### [Extrait du texte]
_ _ _ _

ENQUÊTE

Des Autochtones autoproclamés plein les prisons

Des criminels québécois n’ont qu’à se déclarer métis dans des pénitenciers fédéraux pour bénéficier de privilèges réservés aux détenus autochtones. Parmi eux, Normand Marvin Casper Ouimet, Hells Angel notoire et… gardien du « terrain sacré » autochtone de l’établissement Archambault, à Sainte-Anne-des-Plaines. Une enquête d’Isabelle Hachey

Enquête

« Tu dis que ta grand-mère était autochtone et ils t’acceptent »

Des centaines de criminels québécois se déclarent autochtones dès leur admission au pénitencier, ce qui leur permet de bénéficier de certains avantages, comme des visites contacts plus fréquentes avec leur conjointe et une réévaluation plus rapide de leur cote de sécurité.

C’est ce que révèle notre enquête, menée au cours des dernières semaines auprès d’employés du Service correctionnel du Canada (SCC), d’ex-détenus et d’aînés autochtones.

Des Hells Angels québécois n’appartenant à aucune communauté reconnue sont considérés comme des autochtones par les autorités carcérales. Parmi eux, le puissant chef de la section de Trois-Rivières, Normand Marvin Casper Ouimet, qui a établi ses quartiers au local autochtone de l’établissement Archambault de Sainte-Anne-des-Plaines (voir texte suivant).

Ces motards criminels sont loin d’être les seuls à se découvrir des racines amérindiennes entre quatre murs.

« LE MOT SE PASSE »

En 2005, Éric Vollant s’est disputé avec un ami dans leur communauté d’Uashat, à Sept-Îles. Les choses se sont envenimées. Éric Vollant a tué son ami à coups de bâton de baseball. Il a plaidé coupable et purgeait sa peine pour homicide depuis quatre ans lorsqu’il a décidé de reprendre sa vie en main.

Incarcéré au pénitencier de Cowansville, cet Innu s’est alors inscrit à un « Sentier autochtone », programme conçu par le SCC pour permettre aux détenus autochtones de renouer avec leur culture et leurs croyances traditionnelles.

Éric Vollant s’est tout de suite senti en minorité. « C’est lourd de t’ouvrir devant le groupe dans le cercle de guérison. On est 18, mais tu sais qu’il y en a 15 qui ne sont pas autochtones. Tu sais qu’ils s’en câlissent de ce que tu vas dire. Ils sont là pour profiter de la viande de bison servie dans les cérémonies et pour doubler le nombre de leurs visites contacts avec leur conjointe. »

_ _ _ _

### [Lignes de données]
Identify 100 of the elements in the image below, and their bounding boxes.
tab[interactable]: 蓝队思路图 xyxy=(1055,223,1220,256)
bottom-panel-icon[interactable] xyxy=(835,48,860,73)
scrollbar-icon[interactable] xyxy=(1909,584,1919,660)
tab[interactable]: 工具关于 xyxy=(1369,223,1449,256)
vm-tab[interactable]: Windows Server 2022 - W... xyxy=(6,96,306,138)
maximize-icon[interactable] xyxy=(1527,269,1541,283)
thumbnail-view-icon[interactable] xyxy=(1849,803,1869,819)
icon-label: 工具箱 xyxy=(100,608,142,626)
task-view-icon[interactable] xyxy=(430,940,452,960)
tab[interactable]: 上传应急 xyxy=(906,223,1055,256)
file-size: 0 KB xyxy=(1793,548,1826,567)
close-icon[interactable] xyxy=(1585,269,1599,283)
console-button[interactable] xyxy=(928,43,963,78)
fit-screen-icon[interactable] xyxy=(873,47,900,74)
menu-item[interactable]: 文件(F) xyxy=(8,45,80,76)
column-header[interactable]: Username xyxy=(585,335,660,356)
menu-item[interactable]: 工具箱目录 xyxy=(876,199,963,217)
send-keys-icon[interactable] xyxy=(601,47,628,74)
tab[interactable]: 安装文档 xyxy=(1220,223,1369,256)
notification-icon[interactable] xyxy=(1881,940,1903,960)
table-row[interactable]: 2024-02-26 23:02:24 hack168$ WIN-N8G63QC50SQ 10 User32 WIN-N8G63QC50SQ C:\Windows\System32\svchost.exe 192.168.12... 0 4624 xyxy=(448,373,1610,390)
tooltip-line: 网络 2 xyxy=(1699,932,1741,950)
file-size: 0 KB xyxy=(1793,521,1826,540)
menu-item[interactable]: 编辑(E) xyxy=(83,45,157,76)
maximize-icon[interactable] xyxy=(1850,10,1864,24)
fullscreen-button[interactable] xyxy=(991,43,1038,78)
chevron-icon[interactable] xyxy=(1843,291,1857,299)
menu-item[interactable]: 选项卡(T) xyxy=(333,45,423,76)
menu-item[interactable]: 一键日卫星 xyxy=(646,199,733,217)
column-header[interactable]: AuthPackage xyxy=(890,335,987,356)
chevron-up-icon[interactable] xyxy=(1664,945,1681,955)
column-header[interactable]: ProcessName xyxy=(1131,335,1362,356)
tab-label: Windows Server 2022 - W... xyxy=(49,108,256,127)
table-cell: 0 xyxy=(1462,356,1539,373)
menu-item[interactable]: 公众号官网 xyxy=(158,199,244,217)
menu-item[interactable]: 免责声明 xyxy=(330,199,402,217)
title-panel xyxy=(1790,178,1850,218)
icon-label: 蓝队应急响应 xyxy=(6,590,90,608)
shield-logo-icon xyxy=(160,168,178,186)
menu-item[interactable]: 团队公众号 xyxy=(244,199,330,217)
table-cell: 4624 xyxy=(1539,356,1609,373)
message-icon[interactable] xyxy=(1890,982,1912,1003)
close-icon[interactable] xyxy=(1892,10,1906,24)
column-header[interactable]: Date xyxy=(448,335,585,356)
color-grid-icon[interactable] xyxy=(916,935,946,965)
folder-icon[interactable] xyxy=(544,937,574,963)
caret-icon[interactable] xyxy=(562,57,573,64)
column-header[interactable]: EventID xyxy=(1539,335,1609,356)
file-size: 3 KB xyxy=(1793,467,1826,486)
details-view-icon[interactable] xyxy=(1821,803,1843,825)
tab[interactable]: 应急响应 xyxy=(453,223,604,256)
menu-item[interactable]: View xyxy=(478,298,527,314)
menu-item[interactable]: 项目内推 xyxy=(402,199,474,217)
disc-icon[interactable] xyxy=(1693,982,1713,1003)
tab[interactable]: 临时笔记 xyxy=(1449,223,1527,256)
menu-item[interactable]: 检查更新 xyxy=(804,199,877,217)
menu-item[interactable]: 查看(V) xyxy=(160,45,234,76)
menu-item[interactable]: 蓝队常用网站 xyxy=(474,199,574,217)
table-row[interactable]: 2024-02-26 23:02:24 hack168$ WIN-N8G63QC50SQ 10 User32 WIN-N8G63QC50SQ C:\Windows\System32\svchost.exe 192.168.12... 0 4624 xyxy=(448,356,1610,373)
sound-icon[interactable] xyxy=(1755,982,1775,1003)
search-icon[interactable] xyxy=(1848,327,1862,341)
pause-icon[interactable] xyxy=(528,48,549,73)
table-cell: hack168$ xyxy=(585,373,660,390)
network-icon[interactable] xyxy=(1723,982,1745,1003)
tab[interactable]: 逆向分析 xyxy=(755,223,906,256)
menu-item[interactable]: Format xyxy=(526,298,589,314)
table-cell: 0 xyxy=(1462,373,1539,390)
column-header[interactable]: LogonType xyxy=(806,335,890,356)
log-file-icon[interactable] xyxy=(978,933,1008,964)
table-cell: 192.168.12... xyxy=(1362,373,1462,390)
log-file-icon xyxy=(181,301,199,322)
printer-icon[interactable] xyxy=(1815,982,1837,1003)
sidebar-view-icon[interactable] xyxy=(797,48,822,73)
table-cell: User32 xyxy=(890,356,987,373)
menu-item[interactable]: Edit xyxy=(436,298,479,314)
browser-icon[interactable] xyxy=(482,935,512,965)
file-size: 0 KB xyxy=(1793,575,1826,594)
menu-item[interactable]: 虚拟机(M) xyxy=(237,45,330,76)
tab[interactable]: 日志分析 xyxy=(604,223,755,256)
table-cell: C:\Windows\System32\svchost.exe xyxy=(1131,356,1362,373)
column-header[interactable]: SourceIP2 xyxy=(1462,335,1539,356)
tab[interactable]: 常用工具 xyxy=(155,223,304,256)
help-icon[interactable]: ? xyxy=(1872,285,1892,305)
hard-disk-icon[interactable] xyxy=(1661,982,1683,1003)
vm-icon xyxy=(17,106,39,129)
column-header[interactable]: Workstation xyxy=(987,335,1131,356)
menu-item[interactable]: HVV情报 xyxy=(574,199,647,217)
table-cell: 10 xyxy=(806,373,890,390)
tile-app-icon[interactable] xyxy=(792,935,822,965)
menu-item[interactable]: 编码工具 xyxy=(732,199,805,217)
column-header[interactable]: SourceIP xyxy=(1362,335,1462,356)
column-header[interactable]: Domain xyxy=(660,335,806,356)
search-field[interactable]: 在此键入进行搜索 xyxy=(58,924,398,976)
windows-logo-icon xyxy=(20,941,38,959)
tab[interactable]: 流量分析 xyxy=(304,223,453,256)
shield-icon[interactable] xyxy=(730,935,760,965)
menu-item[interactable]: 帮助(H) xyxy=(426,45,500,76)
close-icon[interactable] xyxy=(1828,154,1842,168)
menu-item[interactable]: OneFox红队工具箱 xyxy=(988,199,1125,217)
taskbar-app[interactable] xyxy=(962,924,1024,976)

_ _ _ _

### [Consignes]
(a) Résumez en deux phrases le paragraphe de l’extrait qui commence par « En 2005, Éric Vollant », en conservant ses faits principaux.
(b) Reproduisez fidèlement le passage de l’extrait qui débute aux mots « Des criminels québécois » et s’arrête après les mots « cote de sécurité. ».

### [Réponses une à une]
(a) En 2005, à Uashat (Sept-Îles), Éric Vollant a tué un ami à coups de bâton de baseball au terme d’une dispute qui s’était envenimée. Il a plaidé coupable et purgeait sa peine pour homicide depuis quatre ans lorsqu’il a décidé de reprendre sa vie en main.

(b)
Des criminels québécois n’ont qu’à se déclarer métis dans des pénitenciers fédéraux pour bénéficier de privilèges réservés aux détenus autochtones. Parmi eux, Normand Marvin Casper Ouimet, Hells Angel notoire et… gardien du « terrain sacré » autochtone de l’établissement Archambault, à Sainte-Anne-des-Plaines. Une enquête d’Isabelle Hachey

Enquête

« Tu dis que ta grand-mère était autochtone et ils t’acceptent »

Des centaines de criminels québécois se déclarent autochtones dès leur admission au pénitencier, ce qui leur permet de bénéficier de certains avantages, comme des visites contacts plus fréquentes avec leur conjointe et une réévaluation plus rapide de leur cote de sécurité.